◆ Work task ◆
Exact repetition of the data is the whole task.

◆ Records shown ◆
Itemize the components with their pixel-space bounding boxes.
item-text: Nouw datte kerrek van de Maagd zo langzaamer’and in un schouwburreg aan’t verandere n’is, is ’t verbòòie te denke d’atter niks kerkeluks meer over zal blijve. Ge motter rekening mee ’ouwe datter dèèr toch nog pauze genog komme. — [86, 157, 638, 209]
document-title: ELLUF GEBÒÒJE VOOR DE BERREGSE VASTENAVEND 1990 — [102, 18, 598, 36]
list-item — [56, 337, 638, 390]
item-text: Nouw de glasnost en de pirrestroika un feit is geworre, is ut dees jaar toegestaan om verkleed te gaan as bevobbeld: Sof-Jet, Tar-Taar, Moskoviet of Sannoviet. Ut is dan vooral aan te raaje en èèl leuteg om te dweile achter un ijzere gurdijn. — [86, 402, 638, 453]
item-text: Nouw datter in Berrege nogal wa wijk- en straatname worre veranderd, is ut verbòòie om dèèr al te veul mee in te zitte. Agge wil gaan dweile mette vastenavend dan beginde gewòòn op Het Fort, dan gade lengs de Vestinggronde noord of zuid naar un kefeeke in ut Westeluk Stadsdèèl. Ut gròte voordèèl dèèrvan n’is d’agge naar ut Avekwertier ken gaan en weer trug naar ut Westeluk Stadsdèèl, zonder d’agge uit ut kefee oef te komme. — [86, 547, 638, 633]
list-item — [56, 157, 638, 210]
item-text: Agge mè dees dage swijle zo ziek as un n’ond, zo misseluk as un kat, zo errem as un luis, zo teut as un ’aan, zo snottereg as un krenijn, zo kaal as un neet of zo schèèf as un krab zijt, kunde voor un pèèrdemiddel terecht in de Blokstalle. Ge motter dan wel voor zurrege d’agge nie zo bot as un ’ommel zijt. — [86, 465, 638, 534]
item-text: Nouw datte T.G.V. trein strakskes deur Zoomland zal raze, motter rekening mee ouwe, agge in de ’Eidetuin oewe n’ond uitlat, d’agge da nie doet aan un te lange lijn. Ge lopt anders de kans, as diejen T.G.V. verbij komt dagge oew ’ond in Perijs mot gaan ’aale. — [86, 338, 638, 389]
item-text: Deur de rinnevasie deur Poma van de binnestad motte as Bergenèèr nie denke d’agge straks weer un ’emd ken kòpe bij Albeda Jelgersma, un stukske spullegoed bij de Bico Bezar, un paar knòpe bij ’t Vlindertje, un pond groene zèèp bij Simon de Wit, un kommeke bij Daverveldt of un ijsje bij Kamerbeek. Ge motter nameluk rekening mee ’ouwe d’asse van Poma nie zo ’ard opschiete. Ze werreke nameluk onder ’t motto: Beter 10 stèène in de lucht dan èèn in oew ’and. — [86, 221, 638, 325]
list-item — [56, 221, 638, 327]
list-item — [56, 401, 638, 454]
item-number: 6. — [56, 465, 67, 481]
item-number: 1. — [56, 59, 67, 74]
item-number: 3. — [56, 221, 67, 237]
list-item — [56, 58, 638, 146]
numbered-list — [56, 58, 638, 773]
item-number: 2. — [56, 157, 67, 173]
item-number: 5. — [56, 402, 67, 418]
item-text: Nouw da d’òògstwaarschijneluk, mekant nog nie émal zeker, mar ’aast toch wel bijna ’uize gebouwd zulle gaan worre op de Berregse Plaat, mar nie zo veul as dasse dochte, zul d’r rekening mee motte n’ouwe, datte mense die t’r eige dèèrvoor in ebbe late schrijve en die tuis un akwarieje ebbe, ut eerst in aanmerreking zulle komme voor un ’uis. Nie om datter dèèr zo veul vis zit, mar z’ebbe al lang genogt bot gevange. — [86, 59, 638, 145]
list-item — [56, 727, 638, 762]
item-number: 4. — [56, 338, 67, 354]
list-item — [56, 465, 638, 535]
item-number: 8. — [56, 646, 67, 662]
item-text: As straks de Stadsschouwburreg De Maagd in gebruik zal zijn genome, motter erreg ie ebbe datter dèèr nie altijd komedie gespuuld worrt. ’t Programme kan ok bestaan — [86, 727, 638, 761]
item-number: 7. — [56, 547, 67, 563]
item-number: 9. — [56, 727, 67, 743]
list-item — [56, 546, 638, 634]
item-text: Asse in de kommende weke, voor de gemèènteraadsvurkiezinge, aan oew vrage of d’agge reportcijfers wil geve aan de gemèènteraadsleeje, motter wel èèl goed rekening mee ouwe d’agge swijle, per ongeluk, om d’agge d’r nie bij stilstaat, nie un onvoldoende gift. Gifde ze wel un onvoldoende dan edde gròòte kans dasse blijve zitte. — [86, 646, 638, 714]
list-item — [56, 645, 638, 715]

◆ Answer section ◆
Itemize the components with their pixel-space bounding boxes.
item-text: Nouw datte kerrek van de Maagd zo langzaamer’and in un schouwburreg aan’t verandere n’is, is ’t verbòòie te denke d’atter niks kerkeluks meer over zal blijve. Ge motter rekening mee ’ouwe datter dèèr toch nog pauze genog komme. — [86, 157, 638, 209]
document-title: ELLUF GEBÒÒJE VOOR DE BERREGSE VASTENAVEND 1990 — [102, 18, 598, 36]
list-item — [56, 337, 638, 390]
item-text: Nouw de glasnost en de pirrestroika un feit is geworre, is ut dees jaar toegestaan om verkleed te gaan as bevobbeld: Sof-Jet, Tar-Taar, Moskoviet of Sannoviet. Ut is dan vooral aan te raaje en èèl leuteg om te dweile achter un ijzere gurdijn. — [86, 402, 638, 453]
item-text: Nouw datter in Berrege nogal wa wijk- en straatname worre veranderd, is ut verbòòie om dèèr al te veul mee in te zitte. Agge wil gaan dweile mette vastenavend dan beginde gewòòn op Het Fort, dan gade lengs de Vestinggronde noord of zuid naar un kefeeke in ut Westeluk Stadsdèèl. Ut gròte voordèèl dèèrvan n’is d’agge naar ut Avekwertier ken gaan en weer trug naar ut Westeluk Stadsdèèl, zonder d’agge uit ut kefee oef te komme. — [86, 547, 638, 633]
list-item — [56, 157, 638, 210]
item-text: Agge mè dees dage swijle zo ziek as un n’ond, zo misseluk as un kat, zo errem as un luis, zo teut as un ’aan, zo snottereg as un krenijn, zo kaal as un neet of zo schèèf as un krab zijt, kunde voor un pèèrdemiddel terecht in de Blokstalle. Ge motter dan wel voor zurrege d’agge nie zo bot as un ’ommel zijt. — [86, 465, 638, 534]
item-text: Nouw datte T.G.V. trein strakskes deur Zoomland zal raze, motter rekening mee ouwe, agge in de ’Eidetuin oewe n’ond uitlat, d’agge da nie doet aan un te lange lijn. Ge lopt anders de kans, as diejen T.G.V. verbij komt dagge oew ’ond in Perijs mot gaan ’aale. — [86, 338, 638, 389]
item-text: Deur de rinnevasie deur Poma van de binnestad motte as Bergenèèr nie denke d’agge straks weer un ’emd ken kòpe bij Albeda Jelgersma, un stukske spullegoed bij de Bico Bezar, un paar knòpe bij ’t Vlindertje, un pond groene zèèp bij Simon de Wit, un kommeke bij Daverveldt of un ijsje bij Kamerbeek. Ge motter nameluk rekening mee ’ouwe d’asse van Poma nie zo ’ard opschiete. Ze werreke nameluk onder ’t motto: Beter 10 stèène in de lucht dan èèn in oew ’and. — [86, 221, 638, 325]
list-item — [56, 221, 638, 327]
list-item — [56, 401, 638, 454]
item-number: 6. — [56, 465, 67, 481]
item-number: 1. — [56, 59, 67, 74]
item-number: 3. — [56, 221, 67, 237]
list-item — [56, 58, 638, 146]
numbered-list — [56, 58, 638, 773]
item-number: 2. — [56, 157, 67, 173]
item-number: 5. — [56, 402, 67, 418]
item-text: Nouw da d’òògstwaarschijneluk, mekant nog nie émal zeker, mar ’aast toch wel bijna ’uize gebouwd zulle gaan worre op de Berregse Plaat, mar nie zo veul as dasse dochte, zul d’r rekening mee motte n’ouwe, datte mense die t’r eige dèèrvoor in ebbe late schrijve en die tuis un akwarieje ebbe, ut eerst in aanmerreking zulle komme voor un ’uis. Nie om datter dèèr zo veul vis zit, mar z’ebbe al lang genogt bot gevange. — [86, 59, 638, 145]
list-item — [56, 727, 638, 762]
item-number: 4. — [56, 338, 67, 354]
list-item — [56, 465, 638, 535]
item-number: 8. — [56, 646, 67, 662]
item-text: As straks de Stadsschouwburreg De Maagd in gebruik zal zijn genome, motter erreg ie ebbe datter dèèr nie altijd komedie gespuuld worrt. ’t Programme kan ok bestaan — [86, 727, 638, 761]
item-number: 7. — [56, 547, 67, 563]
item-number: 9. — [56, 727, 67, 743]
list-item — [56, 546, 638, 634]
item-text: Asse in de kommende weke, voor de gemèènteraadsvurkiezinge, aan oew vrage of d’agge reportcijfers wil geve aan de gemèènteraadsleeje, motter wel èèl goed rekening mee ouwe d’agge swijle, per ongeluk, om d’agge d’r nie bij stilstaat, nie un onvoldoende gift. Gifde ze wel un onvoldoende dan edde gròòte kans dasse blijve zitte. — [86, 646, 638, 714]
list-item — [56, 645, 638, 715]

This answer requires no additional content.